> _Objective_
Render the lines from the one containing "Enumerate the UI" through the one containing "paragraph-2: 首先谈谈最直观的绝对增长量。设某一指标在时间点 t" as a JSON list of strings, one string per line, with blank lines omitted. Leave the pictures out of the answer.

> _Dataset content_
[Start]

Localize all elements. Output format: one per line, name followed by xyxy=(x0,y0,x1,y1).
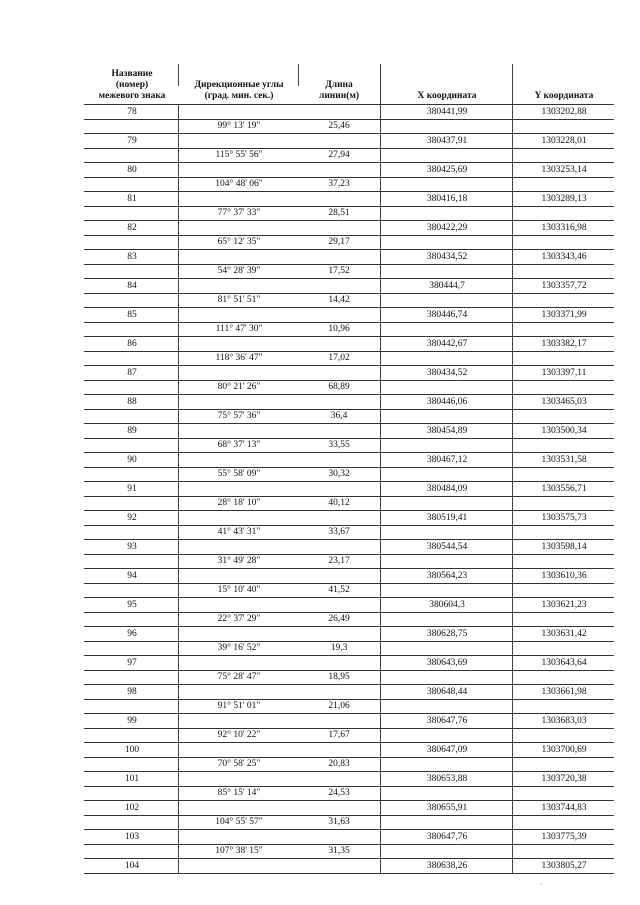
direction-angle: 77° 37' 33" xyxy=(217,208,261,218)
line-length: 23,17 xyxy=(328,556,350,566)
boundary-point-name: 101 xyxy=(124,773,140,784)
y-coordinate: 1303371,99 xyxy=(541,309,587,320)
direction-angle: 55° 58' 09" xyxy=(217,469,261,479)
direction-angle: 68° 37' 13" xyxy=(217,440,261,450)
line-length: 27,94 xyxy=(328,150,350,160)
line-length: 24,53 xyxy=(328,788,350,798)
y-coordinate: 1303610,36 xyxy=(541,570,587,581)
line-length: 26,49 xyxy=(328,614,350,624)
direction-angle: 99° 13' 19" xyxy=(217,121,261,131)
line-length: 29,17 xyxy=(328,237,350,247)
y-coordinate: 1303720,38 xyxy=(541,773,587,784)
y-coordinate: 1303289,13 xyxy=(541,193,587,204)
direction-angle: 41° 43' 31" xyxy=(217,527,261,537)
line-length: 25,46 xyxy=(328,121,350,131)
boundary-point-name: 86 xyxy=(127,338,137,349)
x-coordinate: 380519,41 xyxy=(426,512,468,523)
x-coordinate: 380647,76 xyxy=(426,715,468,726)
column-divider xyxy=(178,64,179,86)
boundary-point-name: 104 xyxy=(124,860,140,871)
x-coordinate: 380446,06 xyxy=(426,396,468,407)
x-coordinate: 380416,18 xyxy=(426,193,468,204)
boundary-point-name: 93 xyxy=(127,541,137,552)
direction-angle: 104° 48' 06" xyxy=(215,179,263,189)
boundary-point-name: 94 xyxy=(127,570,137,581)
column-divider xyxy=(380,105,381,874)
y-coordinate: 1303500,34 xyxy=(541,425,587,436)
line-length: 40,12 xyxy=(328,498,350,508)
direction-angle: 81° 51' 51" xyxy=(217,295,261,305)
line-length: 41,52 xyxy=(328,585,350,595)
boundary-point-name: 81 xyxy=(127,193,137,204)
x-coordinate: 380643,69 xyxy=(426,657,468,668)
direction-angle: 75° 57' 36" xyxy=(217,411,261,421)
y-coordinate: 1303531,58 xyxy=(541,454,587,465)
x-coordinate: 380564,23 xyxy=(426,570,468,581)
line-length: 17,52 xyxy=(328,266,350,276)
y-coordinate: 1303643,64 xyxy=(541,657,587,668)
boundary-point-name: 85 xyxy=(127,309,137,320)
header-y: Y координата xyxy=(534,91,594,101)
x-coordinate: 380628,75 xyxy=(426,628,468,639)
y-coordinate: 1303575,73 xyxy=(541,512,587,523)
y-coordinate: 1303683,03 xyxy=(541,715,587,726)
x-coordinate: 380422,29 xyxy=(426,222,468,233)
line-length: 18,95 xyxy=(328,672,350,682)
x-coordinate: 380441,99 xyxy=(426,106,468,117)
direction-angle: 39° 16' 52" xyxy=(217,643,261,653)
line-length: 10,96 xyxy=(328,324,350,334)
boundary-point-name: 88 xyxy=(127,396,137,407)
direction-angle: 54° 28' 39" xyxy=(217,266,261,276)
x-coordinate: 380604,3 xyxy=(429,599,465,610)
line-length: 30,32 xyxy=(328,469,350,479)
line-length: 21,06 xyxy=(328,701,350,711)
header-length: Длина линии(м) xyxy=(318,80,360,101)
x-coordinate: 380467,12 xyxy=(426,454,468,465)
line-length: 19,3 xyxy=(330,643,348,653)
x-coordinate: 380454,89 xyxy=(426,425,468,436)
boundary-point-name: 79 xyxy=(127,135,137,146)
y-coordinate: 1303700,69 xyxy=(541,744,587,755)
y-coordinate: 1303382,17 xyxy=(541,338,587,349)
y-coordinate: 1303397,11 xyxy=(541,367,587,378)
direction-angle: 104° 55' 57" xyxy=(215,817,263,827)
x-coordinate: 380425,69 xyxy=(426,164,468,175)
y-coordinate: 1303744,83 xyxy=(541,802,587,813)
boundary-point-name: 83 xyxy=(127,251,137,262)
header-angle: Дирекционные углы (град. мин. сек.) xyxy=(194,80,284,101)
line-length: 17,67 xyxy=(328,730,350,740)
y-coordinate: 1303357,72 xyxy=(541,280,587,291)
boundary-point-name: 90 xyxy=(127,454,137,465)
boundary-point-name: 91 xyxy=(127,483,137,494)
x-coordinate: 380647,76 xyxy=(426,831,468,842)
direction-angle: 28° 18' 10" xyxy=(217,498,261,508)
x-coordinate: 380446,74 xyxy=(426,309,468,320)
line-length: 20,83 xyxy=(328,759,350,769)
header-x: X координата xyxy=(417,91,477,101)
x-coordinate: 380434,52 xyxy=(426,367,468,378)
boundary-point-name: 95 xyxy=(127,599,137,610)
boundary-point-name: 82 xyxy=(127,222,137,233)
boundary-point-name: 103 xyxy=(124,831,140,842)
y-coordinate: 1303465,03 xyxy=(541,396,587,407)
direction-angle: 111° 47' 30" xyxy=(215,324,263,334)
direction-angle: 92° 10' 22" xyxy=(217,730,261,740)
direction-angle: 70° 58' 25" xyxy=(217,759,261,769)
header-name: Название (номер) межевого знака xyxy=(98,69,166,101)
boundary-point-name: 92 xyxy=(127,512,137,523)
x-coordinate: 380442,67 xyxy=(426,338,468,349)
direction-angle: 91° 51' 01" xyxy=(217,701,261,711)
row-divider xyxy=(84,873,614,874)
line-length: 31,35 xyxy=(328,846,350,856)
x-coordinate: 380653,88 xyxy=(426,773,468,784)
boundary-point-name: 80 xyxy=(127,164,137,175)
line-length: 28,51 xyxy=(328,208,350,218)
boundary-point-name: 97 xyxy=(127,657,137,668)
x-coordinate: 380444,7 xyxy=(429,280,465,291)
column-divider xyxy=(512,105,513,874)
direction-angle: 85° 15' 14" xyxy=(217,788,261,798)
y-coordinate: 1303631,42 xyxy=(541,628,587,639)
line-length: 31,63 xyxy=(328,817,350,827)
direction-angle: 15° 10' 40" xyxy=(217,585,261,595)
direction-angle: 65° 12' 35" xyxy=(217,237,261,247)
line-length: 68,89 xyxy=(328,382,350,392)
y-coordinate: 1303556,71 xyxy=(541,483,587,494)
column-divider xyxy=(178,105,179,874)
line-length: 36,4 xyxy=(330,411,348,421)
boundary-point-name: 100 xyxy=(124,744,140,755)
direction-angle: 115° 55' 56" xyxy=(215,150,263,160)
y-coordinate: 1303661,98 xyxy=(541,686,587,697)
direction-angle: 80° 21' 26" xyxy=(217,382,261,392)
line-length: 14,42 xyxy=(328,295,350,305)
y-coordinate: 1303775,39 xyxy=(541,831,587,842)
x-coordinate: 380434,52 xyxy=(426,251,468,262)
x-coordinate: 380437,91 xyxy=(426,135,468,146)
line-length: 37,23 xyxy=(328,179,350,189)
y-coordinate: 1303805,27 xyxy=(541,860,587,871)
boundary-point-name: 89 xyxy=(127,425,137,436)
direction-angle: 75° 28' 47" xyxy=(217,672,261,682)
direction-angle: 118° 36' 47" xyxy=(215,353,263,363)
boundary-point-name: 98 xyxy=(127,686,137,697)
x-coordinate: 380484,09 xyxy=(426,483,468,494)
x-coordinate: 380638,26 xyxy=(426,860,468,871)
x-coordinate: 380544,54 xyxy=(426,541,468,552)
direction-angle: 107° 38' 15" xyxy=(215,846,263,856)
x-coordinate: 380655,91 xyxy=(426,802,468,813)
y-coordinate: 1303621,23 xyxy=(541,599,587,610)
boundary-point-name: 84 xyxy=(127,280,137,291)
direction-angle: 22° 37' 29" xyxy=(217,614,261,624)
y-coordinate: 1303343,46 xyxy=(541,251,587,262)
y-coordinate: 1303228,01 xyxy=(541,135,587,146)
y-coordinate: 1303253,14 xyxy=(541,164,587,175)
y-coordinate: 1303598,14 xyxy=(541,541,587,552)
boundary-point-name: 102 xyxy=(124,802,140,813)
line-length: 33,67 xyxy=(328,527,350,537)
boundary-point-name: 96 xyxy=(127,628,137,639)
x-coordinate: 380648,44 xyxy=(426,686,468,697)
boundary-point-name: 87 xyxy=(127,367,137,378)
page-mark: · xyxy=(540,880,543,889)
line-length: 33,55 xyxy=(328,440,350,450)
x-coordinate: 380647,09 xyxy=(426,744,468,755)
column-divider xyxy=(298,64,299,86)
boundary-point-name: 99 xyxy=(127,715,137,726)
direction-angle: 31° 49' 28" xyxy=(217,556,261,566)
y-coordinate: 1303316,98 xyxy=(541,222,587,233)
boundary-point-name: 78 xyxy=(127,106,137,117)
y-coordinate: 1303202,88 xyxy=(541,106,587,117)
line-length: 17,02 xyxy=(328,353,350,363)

[End]
[Start]

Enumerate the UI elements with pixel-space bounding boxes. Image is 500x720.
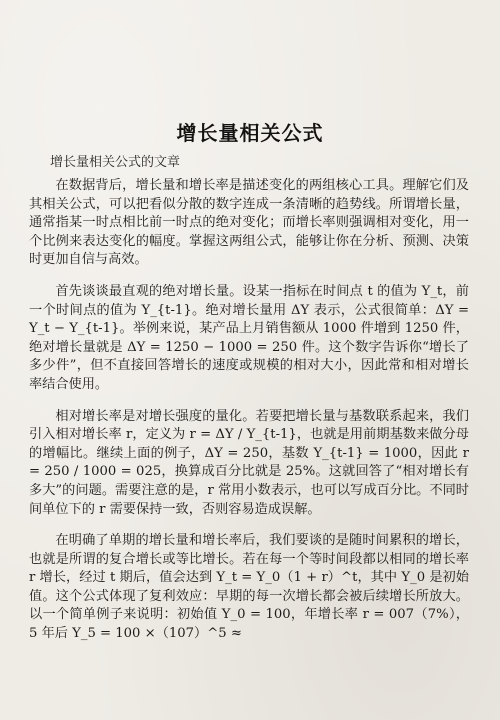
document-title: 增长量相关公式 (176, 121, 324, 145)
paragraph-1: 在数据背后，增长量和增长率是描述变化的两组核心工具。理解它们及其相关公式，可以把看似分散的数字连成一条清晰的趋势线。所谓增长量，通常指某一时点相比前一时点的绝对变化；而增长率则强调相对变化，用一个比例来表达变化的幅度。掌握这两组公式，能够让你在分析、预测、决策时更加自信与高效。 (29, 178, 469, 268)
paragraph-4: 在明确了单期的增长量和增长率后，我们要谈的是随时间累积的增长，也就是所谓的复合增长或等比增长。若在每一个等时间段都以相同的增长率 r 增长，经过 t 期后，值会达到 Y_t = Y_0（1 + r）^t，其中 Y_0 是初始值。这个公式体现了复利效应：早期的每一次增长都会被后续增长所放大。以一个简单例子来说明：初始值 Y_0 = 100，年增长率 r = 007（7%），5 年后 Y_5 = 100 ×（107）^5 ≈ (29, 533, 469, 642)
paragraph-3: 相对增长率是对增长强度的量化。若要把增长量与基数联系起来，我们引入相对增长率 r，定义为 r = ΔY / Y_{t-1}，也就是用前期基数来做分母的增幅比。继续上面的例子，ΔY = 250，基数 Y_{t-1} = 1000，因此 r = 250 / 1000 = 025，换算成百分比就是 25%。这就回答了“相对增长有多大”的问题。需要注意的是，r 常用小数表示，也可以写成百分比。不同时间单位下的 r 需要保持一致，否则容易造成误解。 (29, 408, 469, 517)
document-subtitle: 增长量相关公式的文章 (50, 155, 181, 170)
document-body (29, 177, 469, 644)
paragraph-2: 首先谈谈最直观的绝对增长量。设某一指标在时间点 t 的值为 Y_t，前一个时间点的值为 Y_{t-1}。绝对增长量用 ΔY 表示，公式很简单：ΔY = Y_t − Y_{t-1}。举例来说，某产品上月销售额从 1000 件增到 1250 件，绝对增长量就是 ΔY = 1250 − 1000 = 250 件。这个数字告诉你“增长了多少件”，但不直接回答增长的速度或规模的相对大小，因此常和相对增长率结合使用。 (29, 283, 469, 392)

[End]
[Start]

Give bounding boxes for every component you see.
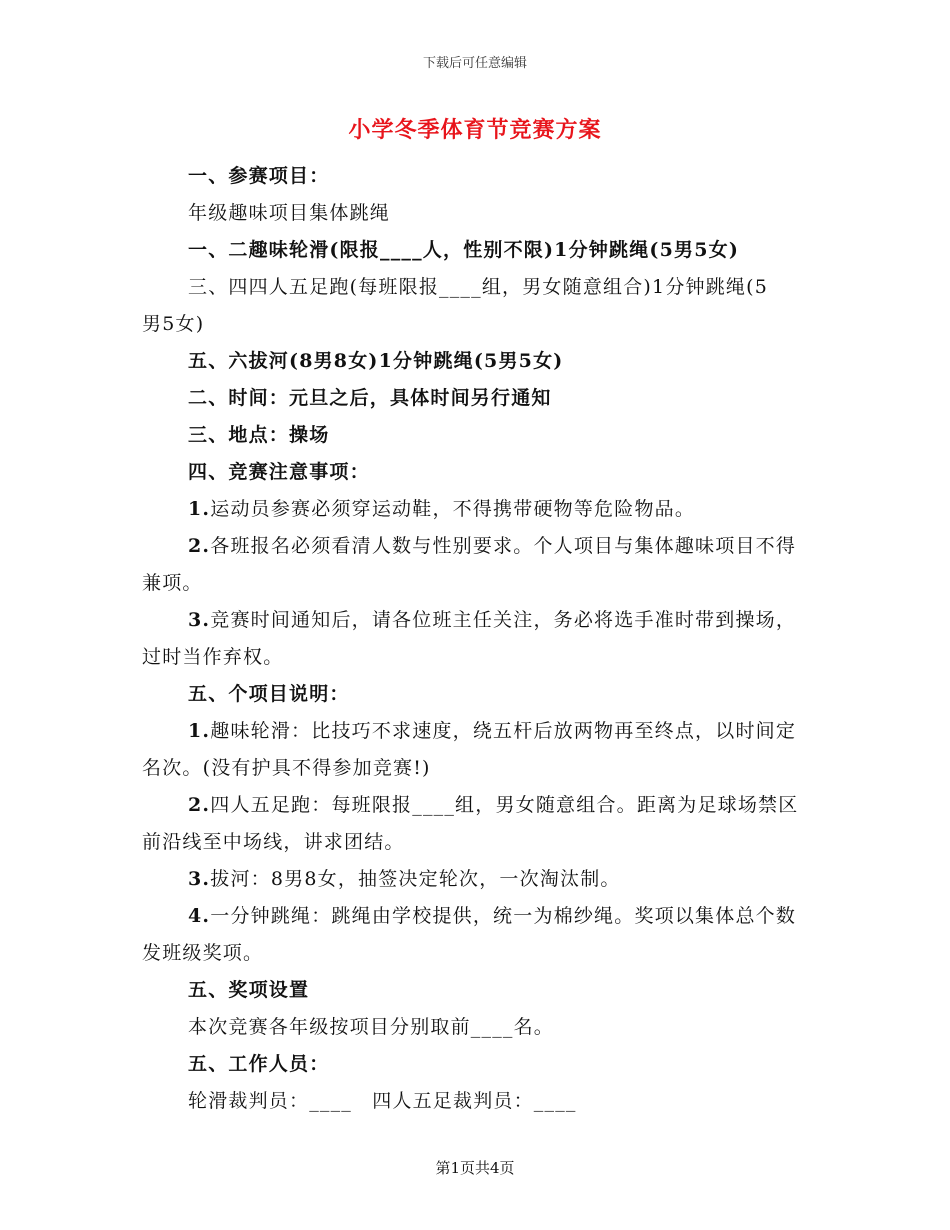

[End]

> _Response for this exercise_
[
  "Enumerate the UI elements with pixel-space bounding boxes. Image is 500x720.",
  "document-title: 增长量相关公式 (176, 121, 324, 145)",
  "paragraph-1: 在数据背后，增长量和增长率是描述变化的两组核心工具。理解它们及其相关公式，可以把看似分散的数字连成一条清晰的趋势线。所谓增长量，通常指某一时点相比前一时点的绝对变化；而增长率则强调相对变化，用一个比例来表达变化的幅度。掌握这两组公式，能够让你在分析、预测、决策时更加自信与高效。 (29, 178, 469, 268)",
  "paragraph-4: 在明确了单期的增长量和增长率后，我们要谈的是随时间累积的增长，也就是所谓的复合增长或等比增长。若在每一个等时间段都以相同的增长率 r 增长，经过 t 期后，值会达到 Y_t = Y_0（1 + r）^t，其中 Y_0 是初始值。这个公式体现了复利效应：早期的每一次增长都会被后续增长所放大。以一个简单例子来说明：初始值 Y_0 = 100，年增长率 r = 007（7%），5 年后 Y_5 = 100 ×（107）^5 ≈ (29, 533, 469, 642)",
  "paragraph-3: 相对增长率是对增长强度的量化。若要把增长量与基数联系起来，我们引入相对增长率 r，定义为 r = ΔY / Y_{t-1}，也就是用前期基数来做分母的增幅比。继续上面的例子，ΔY = 250，基数 Y_{t-1} = 1000，因此 r = 250 / 1000 = 025，换算成百分比就是 25%。这就回答了“相对增长有多大”的问题。需要注意的是，r 常用小数表示，也可以写成百分比。不同时间单位下的 r 需要保持一致，否则容易造成误解。 (29, 408, 469, 517)",
  "document-subtitle: 增长量相关公式的文章 (50, 155, 181, 170)",
  "document-body (29, 177, 469, 644)",
  "paragraph-2: 首先谈谈最直观的绝对增长量。设某一指标在时间点 t 的值为 Y_t，前一个时间点的值为 Y_{t-1}。绝对增长量用 ΔY 表示，公式很简单：ΔY = Y_t − Y_{t-1}。举例来说，某产品上月销售额从 1000 件增到 1250 件，绝对增长量就是 ΔY = 1250 − 1000 = 250 件。这个数字告诉你“增长了多少件”，但不直接回答增长的速度或规模的相对大小，因此常和相对增长率结合使用。 (29, 283, 469, 392)"
]